_SOURCE PASSAGE_:
══════════

I can't hold back and I can't hold on

Someone had entirely too much fun merging Daft Punk and Snow White's dwarves.

Also, why Stephen Fry is wonderful. More to the point, it's relevant, very relevant, to the discussion we're currently in:

This is an early thing I said about the internet at the time things like AOL were still huge. I said it's Milton Keynes, that's the problem with it. It's got all these nice, safe cycle paths and child-friendly parks and all the rest of it.

But the internet is a city and, like any great city, it has monumental libraries and theatres and museums and places in which you can learn and pick up information and there are facilities for you that are astounding - specialised museums, not just general ones.

But there are also slums and there are red light districts and there are really sleazy areas where you wouldn't want your children wandering alone.

And you say, "But how do I know which shops are selling good gear in the city and how do I know which are bad? How do I know which streets are safe and how do I know which aren't?" Well you find out.

What you don't need is a huge authority or a series of identity cards and police escorts to take you round the city because you can't be trusted to do it yourself or for your children to do it.

And I think people must understand that about the internet - it is a new city, it's a virtual city and there will be parts of it of course that they dislike, but you don't pull down London because it's got a red light district.


Which is, I think, the main point I want to make in all of this. If people don't want to experience adult activities--with that stentorian "that's wrong and awful and you should be ashamed of yourself" meaning--then they need to form their own enclaves, and hold in them--the rest of the grid shouldn't have to change just because of a small group of shrill idiots.

Back to the forums:

I'm not seeing that a move is required - only control. As a university professor at a public university, I find that some students are very negative about SL because of the adult content. They do not want me to require them to go where they might accidentally encounter places they would not go in RL or on the internet. In addition, my university's attorney has given me numerous cautions and, if any of my students should complain to administration, I will have to abandon SL as a teaching strategy. It has proven to be a very good teaching tool and I would hate to do that. This would give me a way to prevent that from happening. (Clowey Greenwood)

And I don't agree. Why? Follow:

Sandii Tesla is an exceptionally bright (and before anyone looks, entirely fictional) 20-year-old student at MIT. She's perhaps the merest bit socially awkward, so she likes talking with her friends and maybe going to a few dances, but she gets very nervous when she walks into a strip club and sees naked avatars dancing on poles. She doesn't think she should have to see such things, she's using Second Life to further her education.

First off: she's not wrong. In all honesty, she's not--you shouldn't have to see things you don't want to see on the grid. But what's a fairer way to deal with it? Clowey's way, the Lindens' way, would remove everything behind barriered walls, cripple search, cause extreme damage to the economy of the game--which is already suffering, and has been for more than two years--and all to "protect" people like Miss Sandii?

No. She's not wrong, but no. Because the better way to protect people is for them to police their own content.

══════════

_DATA_:
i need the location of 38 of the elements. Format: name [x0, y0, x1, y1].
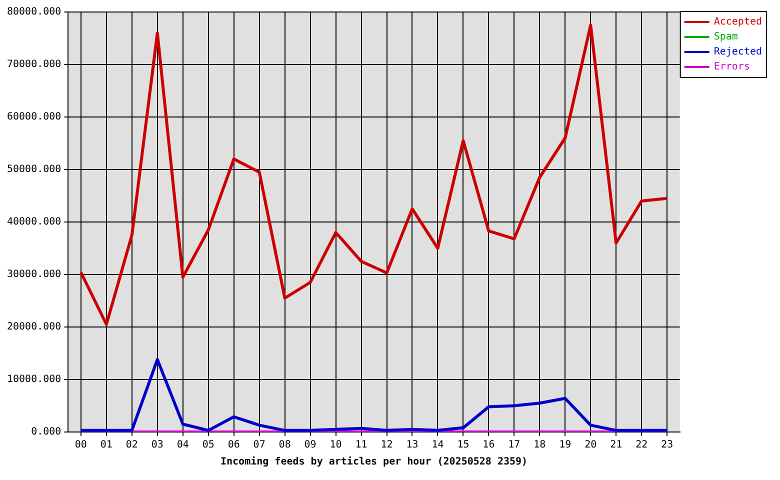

══════════

_EXERCISES TO COMPLETE_:
1) Answer these questions about the blog post on Second Life's adult content.
(a) Which town did Stephen Fry compare the internet to back when services like AOL were still huge?
(b) Who gave the university professor quoted from the forums numerous cautions?
(c) How old is the fictional student Sandii Tesla, and which school does she attend?
2) Carry on the blog post on Second Life's adult content, picking up after its final sentence.

_ANSWERS FOR THE EXERCISE_:
1)
(a) Milton Keynes.
(b) The professor's university attorney.
(c) She is 20 years old and attends MIT.

2)
Look. Think of libraries. Libraries are there to preserve information, all the information that's deemed important to save. This means in some cases, information is going to be archived and preserved which the librarians feel is in the public interest--the whole public--to preserve.

Are they going to preserve books which certain people think would be better burned? Sure. Are there going to be protests over those books? Sure. Are those books then censored and dragged out of the libraries and set on fire? No.

As Fry said, but applying it to the grid, SL is a wide and varied place. There are magnificent vistas, amazing structures, art galleries, learning institutions...there are clothing shops that feel so solid and so real you can nearly smell the wood, see your face in the glass you walk by. There are eateries and representations of RL places that perfectly mimic what exists in the real--or doesn't exist, for instance, in the case of New Orleans in SL.

There are places to read, libraries, dance halls, parks, manicured lawns, sports fields, mountain ranges, deep seas, underwater colonies, space stations. If you can dream it, you can be it, at least on the grid.

And with that come the darker dreams, places where we run for our lives from the terror in the dark; haunted houses that make us cry out and hide; murder mysteries where we are the victims, or worse, the murderers; and more. Bloodstained halls where screams have soaked into the stone; places where flesh is stretched, shivering, fearing the next blow; sims where the warning signs of stay on the path are meant literally, for if you wander...you're subject to force/capture...or worse.

There are SL date-rape drugs. There are escorts who specialize in brutality and snuff. There are machines that purport to hypnotize, to make us less inhibited, more programmable gynoids for the pleasure of whomever has our call codes. There are distant shadowed places on the grid where I don't feel safe going, where the pleasures found would not be survived in another world.

Do I want to be in those places? No. Does the average person--I forebear using "normal"--want to be there? No. Does that mean I, or anyone, should have the power to ban completely those who want those pleasures to experience?

But here's the very real rub, in no uncertain terms: because the Lindens are self-policing, in a sense, because it's their systems.

It's that difference again. Server. Place.

From the forums again:

Then why not approach it from the opposite direction - give those who want to avoid it, a clearly defined and enforced space where they CAN, rather than trying to sweep up the current grid piecemeal. More efficient use of resources to make a new PG rated space for open development than to try to round up and move the existing content creators. Making people move locations is disruptive and based on the feedback I'm seeing in the forum, people are considering it punitive - it's not what your intent is in the implementation, but rather, how it is being received by your targets (see also: typical corporate sexual harassment guidelines, for example - it's not whether you intended harm by telling an off-color joke, it's how that joke impacted the person hearing it). Reframe this enterprise in a positive way by developing a new space for people who don't want it, so they can avoid it, instead of the other way round. It's Public Relations 101. (Bonibaru Navarathna)

Bonibaru's got it right. Will it change anything? Likely not. But this is the way the Labs should approach it.

Bonibaru also had another point, regarding Blondin Linden:'s "increased foot traffic" fantasy:

I would expect intolerable lag, since sex scripts and weapons scripts are notorious resource hogs. So let's put them all in one place! Great idea! The increased foot traffic will be like swimming through molasses.

Beeflin Grut evidences some (potentially understandable) paranoia:

I find it hard to believe that this initiative is really the result of Residents "asking for more clarity and control over their experiences", whatever that means. I haven't met one person in my 19 months here who's asked for any such thing. Where's the evidence of this request?

I'd love to know, too.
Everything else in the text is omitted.